• **Task directions**
Gather the lines that hold the string "manual".

++++++

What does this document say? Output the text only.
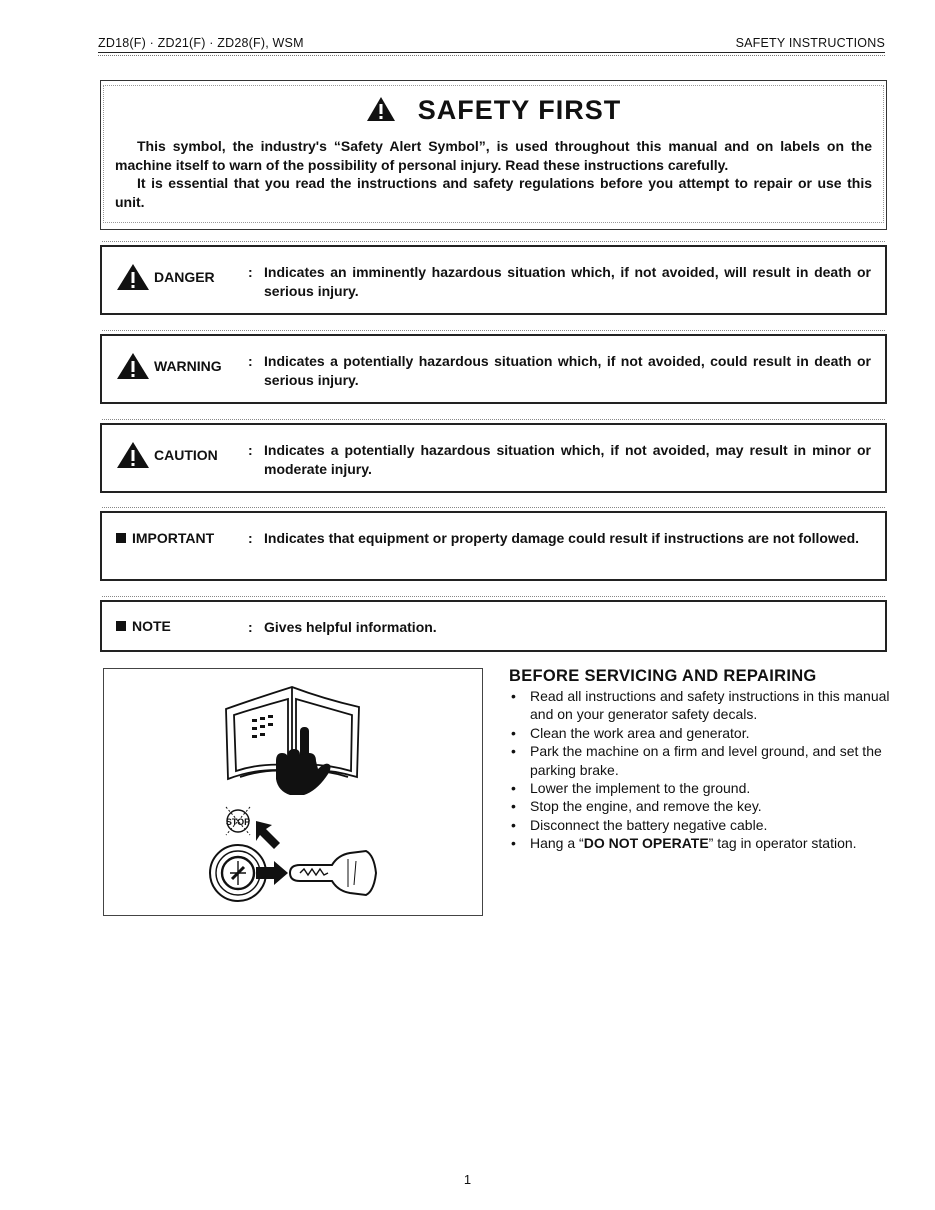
ZD18(F) · ZD21(F) · ZD28(F), WSM	SAFETY INSTRUCTIONS
SAFETY FIRST

This symbol, the industry's “Safety Alert Symbol”, is used throughout this manual and on labels on the machine itself to warn of the possibility of personal injury. Read these instructions carefully.

It is essential that you read the instructions and safety regulations before you attempt to repair or use this unit.

DANGER : Indicates an imminently hazardous situation which, if not avoided, will result in death or serious injury.
WARNING : Indicates a potentially hazardous situation which, if not avoided, could result in death or serious injury.
CAUTION : Indicates a potentially hazardous situation which, if not avoided, may result in minor or moderate injury.
IMPORTANT : Indicates that equipment or property damage could result if instructions are not followed.
NOTE	: Gives helpful information.
STOP
BEFORE SERVICING AND REPAIRING
• Read all instructions and safety instructions in this manual and on your generator safety decals.
• Clean the work area and generator.
• Park the machine on a firm and level ground, and set the parking brake.
• Lower the implement to the ground.
• Stop the engine, and remove the key.
• Disconnect the battery negative cable.
• Hang a “DO NOT OPERATE” tag in operator station.
1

++++++

• **Solution to the exercise**
This symbol, the industry's “Safety Alert Symbol”, is used throughout this manual and on labels on the machine itself to warn of the possibility of personal injury. Read these instructions carefully.
• Read all instructions and safety instructions in this manual and on your generator safety decals.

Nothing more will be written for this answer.